> INSTRUCTIONS FOR THE TASK
Return each line that holds the word "Date".
※
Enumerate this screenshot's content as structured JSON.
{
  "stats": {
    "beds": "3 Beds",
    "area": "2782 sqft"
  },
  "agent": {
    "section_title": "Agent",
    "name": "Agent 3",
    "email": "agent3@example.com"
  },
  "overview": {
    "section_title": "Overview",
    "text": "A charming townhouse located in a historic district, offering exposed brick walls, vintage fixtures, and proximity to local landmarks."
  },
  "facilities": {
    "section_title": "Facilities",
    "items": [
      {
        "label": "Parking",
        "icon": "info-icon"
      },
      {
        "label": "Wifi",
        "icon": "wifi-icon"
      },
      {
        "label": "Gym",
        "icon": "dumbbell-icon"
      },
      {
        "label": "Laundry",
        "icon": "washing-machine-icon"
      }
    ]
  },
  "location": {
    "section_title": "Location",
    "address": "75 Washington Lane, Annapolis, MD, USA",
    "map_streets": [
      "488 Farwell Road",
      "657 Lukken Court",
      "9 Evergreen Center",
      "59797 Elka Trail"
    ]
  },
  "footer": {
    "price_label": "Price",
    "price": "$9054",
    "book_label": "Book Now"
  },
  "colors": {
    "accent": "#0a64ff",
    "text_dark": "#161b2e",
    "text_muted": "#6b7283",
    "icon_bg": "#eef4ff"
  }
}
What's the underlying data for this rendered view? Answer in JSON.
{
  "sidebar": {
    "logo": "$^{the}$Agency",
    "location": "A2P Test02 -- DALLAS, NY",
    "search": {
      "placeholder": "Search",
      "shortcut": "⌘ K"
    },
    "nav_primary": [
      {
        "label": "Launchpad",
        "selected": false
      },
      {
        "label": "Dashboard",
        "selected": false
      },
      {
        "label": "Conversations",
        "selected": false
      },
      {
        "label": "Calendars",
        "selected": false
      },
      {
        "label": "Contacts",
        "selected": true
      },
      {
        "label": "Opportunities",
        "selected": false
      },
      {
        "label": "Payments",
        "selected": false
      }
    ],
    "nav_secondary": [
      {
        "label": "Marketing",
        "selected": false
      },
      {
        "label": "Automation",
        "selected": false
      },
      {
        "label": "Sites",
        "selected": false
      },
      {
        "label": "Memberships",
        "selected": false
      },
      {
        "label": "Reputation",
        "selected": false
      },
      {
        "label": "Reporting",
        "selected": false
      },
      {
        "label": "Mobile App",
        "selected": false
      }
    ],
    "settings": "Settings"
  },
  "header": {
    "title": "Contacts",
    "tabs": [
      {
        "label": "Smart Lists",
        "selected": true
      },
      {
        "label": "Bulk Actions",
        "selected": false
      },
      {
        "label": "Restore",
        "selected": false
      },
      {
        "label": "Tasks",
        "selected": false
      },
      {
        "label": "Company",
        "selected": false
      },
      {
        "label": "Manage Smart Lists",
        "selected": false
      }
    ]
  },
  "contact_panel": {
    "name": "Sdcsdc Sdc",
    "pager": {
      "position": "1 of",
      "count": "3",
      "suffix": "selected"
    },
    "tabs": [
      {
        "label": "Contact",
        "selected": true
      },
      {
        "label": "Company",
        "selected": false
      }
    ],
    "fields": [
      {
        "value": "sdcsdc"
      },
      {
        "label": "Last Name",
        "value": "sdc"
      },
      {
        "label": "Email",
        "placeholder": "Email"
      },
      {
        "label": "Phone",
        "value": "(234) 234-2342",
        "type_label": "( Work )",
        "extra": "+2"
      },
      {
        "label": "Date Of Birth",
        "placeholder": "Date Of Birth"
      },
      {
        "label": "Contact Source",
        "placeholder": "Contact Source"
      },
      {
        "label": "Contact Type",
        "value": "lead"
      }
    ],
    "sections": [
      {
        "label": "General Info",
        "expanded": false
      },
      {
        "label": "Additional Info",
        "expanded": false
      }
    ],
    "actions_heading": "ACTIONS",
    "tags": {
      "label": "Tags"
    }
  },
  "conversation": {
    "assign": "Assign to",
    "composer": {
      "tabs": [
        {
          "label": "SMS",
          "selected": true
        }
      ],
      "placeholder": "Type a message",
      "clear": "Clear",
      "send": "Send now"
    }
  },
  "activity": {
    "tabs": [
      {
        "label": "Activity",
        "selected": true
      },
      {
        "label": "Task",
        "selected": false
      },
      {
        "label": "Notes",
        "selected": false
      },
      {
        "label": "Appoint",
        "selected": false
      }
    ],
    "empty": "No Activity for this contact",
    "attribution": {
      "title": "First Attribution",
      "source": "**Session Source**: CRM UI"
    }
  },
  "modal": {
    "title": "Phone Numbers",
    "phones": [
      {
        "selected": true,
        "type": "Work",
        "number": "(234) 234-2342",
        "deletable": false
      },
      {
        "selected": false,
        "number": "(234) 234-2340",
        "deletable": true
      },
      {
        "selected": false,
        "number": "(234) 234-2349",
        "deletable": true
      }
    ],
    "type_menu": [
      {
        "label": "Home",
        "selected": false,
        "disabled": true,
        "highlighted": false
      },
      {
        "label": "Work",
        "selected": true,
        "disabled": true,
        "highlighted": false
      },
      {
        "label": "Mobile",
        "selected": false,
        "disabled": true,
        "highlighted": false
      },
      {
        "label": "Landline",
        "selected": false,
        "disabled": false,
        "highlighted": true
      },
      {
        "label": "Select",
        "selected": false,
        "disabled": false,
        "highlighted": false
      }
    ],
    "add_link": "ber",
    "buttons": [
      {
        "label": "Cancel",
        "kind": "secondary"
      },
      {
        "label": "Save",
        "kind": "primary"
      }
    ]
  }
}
※
> TASK OUTPUT
        "label": "Date Of Birth",
        "placeholder": "Date Of Birth"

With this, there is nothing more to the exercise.